## Material

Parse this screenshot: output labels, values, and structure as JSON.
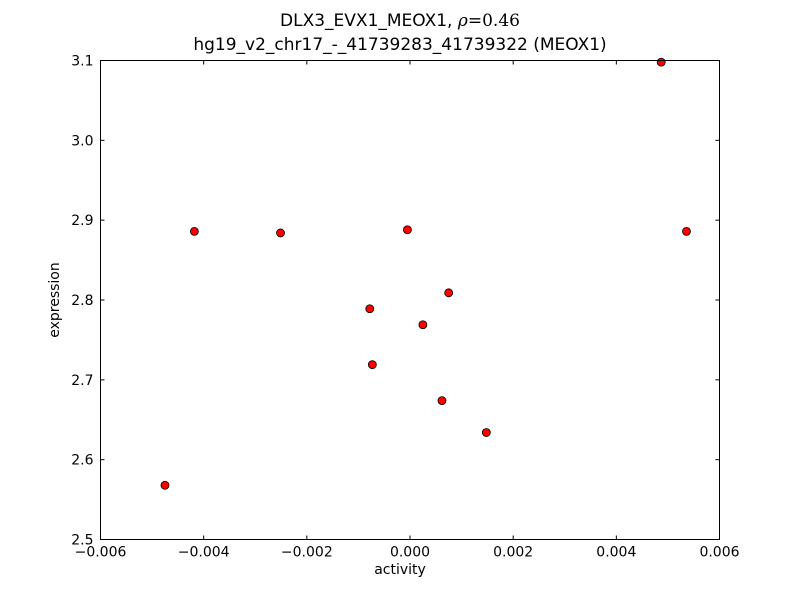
{
  "chart_data": {
    "type": "scatter",
    "title_line1_prefix": "DLX3_EVX1_MEOX1, ",
    "title_rho_symbol": "ρ",
    "title_rho_value": "=0.46",
    "title_line2": "hg19_v2_chr17_-_41739283_41739322 (MEOX1)",
    "xlabel": "activity",
    "ylabel": "expression",
    "xlim": [
      -0.006,
      0.006
    ],
    "ylim": [
      2.5,
      3.1
    ],
    "xticks": [
      -0.006,
      -0.004,
      -0.002,
      0.0,
      0.002,
      0.004,
      0.006
    ],
    "xtick_labels": [
      "−0.006",
      "−0.004",
      "−0.002",
      "0.000",
      "0.002",
      "0.004",
      "0.006"
    ],
    "yticks": [
      2.5,
      2.6,
      2.7,
      2.8,
      2.9,
      3.0,
      3.1
    ],
    "ytick_labels": [
      "2.5",
      "2.6",
      "2.7",
      "2.8",
      "2.9",
      "3.0",
      "3.1"
    ],
    "grid": false,
    "marker_color": "#ff0000",
    "marker_edge": "#000000",
    "points": [
      {
        "x": -0.00475,
        "y": 2.568
      },
      {
        "x": -0.00418,
        "y": 2.886
      },
      {
        "x": -0.00251,
        "y": 2.884
      },
      {
        "x": -0.00078,
        "y": 2.789
      },
      {
        "x": -0.00073,
        "y": 2.719
      },
      {
        "x": -5e-05,
        "y": 2.888
      },
      {
        "x": 0.00025,
        "y": 2.769
      },
      {
        "x": 0.00062,
        "y": 2.674
      },
      {
        "x": 0.00075,
        "y": 2.809
      },
      {
        "x": 0.00148,
        "y": 2.634
      },
      {
        "x": 0.00487,
        "y": 3.098
      },
      {
        "x": 0.00536,
        "y": 2.886
      }
    ]
  }
}
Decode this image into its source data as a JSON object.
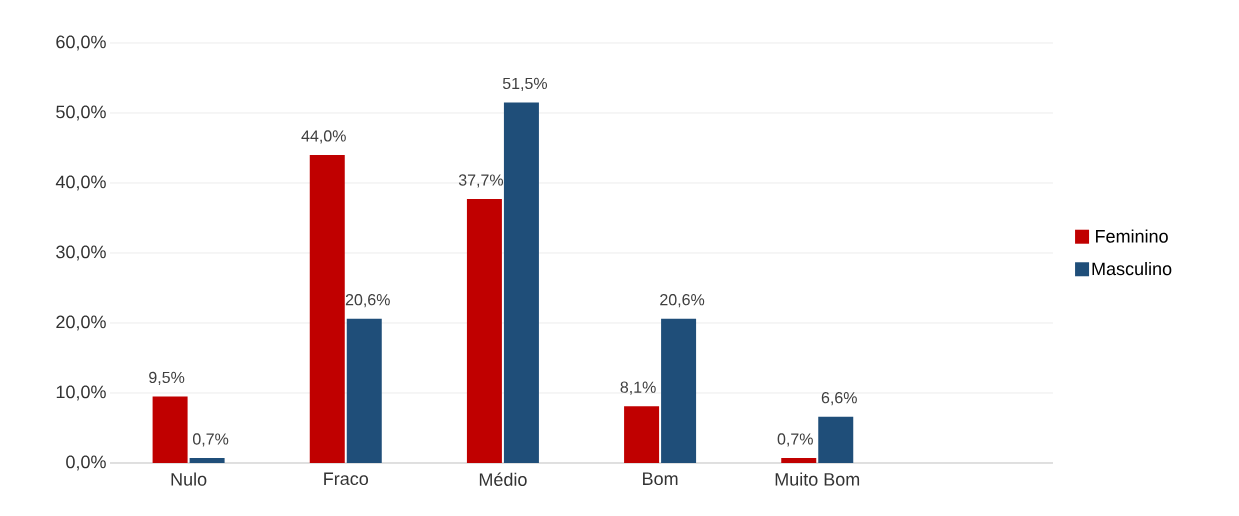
{
  "chart_data": {
    "type": "bar",
    "categories": [
      "Nulo",
      "Fraco",
      "Médio",
      "Bom",
      "Muito Bom",
      null
    ],
    "series": [
      {
        "name": "Feminino",
        "color": "#c00000",
        "values": [
          9.5,
          44.0,
          37.7,
          8.1,
          0.7,
          null
        ],
        "value_labels": [
          "9,5%",
          "44,0%",
          "37,7%",
          "8,1%",
          "0,7%",
          null
        ]
      },
      {
        "name": "Masculino",
        "color": "#1f4e79",
        "values": [
          0.7,
          20.6,
          51.5,
          20.6,
          6.6,
          null
        ],
        "value_labels": [
          "0,7%",
          "20,6%",
          "51,5%",
          "20,6%",
          "6,6%",
          null
        ]
      }
    ],
    "ylim": [
      0,
      60
    ],
    "yticks": [
      {
        "value": 0,
        "label": "0,0%"
      },
      {
        "value": 10,
        "label": "10,0%"
      },
      {
        "value": 20,
        "label": "20,0%"
      },
      {
        "value": 30,
        "label": "30,0%"
      },
      {
        "value": 40,
        "label": "40,0%"
      },
      {
        "value": 50,
        "label": "50,0%"
      },
      {
        "value": 60,
        "label": "60,0%"
      }
    ],
    "grid": "y",
    "legend": "right"
  }
}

## Requirement
Quote the records above exactly, leaving out any pictures.

## Result for this exercise
Parse this screenshot: output labels, values, and structure as JSON.
{
  "chart_data": {
    "type": "scatter",
    "title_line1_prefix": "DLX3_EVX1_MEOX1, ",
    "title_rho_symbol": "ρ",
    "title_rho_value": "=0.46",
    "title_line2": "hg19_v2_chr17_-_41739283_41739322 (MEOX1)",
    "xlabel": "activity",
    "ylabel": "expression",
    "xlim": [
      -0.006,
      0.006
    ],
    "ylim": [
      2.5,
      3.1
    ],
    "xticks": [
      -0.006,
      -0.004,
      -0.002,
      0.0,
      0.002,
      0.004,
      0.006
    ],
    "xtick_labels": [
      "−0.006",
      "−0.004",
      "−0.002",
      "0.000",
      "0.002",
      "0.004",
      "0.006"
    ],
    "yticks": [
      2.5,
      2.6,
      2.7,
      2.8,
      2.9,
      3.0,
      3.1
    ],
    "ytick_labels": [
      "2.5",
      "2.6",
      "2.7",
      "2.8",
      "2.9",
      "3.0",
      "3.1"
    ],
    "grid": false,
    "marker_color": "#ff0000",
    "marker_edge": "#000000",
    "points": [
      {
        "x": -0.00475,
        "y": 2.568
      },
      {
        "x": -0.00418,
        "y": 2.886
      },
      {
        "x": -0.00251,
        "y": 2.884
      },
      {
        "x": -0.00078,
        "y": 2.789
      },
      {
        "x": -0.00073,
        "y": 2.719
      },
      {
        "x": -5e-05,
        "y": 2.888
      },
      {
        "x": 0.00025,
        "y": 2.769
      },
      {
        "x": 0.00062,
        "y": 2.674
      },
      {
        "x": 0.00075,
        "y": 2.809
      },
      {
        "x": 0.00148,
        "y": 2.634
      },
      {
        "x": 0.00487,
        "y": 3.098
      },
      {
        "x": 0.00536,
        "y": 2.886
      }
    ]
  }
}
Decode this image into its source data as a JSON object.
{
  "chart_data": {
    "type": "bar",
    "categories": [
      "Nulo",
      "Fraco",
      "Médio",
      "Bom",
      "Muito Bom",
      null
    ],
    "series": [
      {
        "name": "Feminino",
        "color": "#c00000",
        "values": [
          9.5,
          44.0,
          37.7,
          8.1,
          0.7,
          null
        ],
        "value_labels": [
          "9,5%",
          "44,0%",
          "37,7%",
          "8,1%",
          "0,7%",
          null
        ]
      },
      {
        "name": "Masculino",
        "color": "#1f4e79",
        "values": [
          0.7,
          20.6,
          51.5,
          20.6,
          6.6,
          null
        ],
        "value_labels": [
          "0,7%",
          "20,6%",
          "51,5%",
          "20,6%",
          "6,6%",
          null
        ]
      }
    ],
    "ylim": [
      0,
      60
    ],
    "yticks": [
      {
        "value": 0,
        "label": "0,0%"
      },
      {
        "value": 10,
        "label": "10,0%"
      },
      {
        "value": 20,
        "label": "20,0%"
      },
      {
        "value": 30,
        "label": "30,0%"
      },
      {
        "value": 40,
        "label": "40,0%"
      },
      {
        "value": 50,
        "label": "50,0%"
      },
      {
        "value": 60,
        "label": "60,0%"
      }
    ],
    "grid": "y",
    "legend": "right"
  }
}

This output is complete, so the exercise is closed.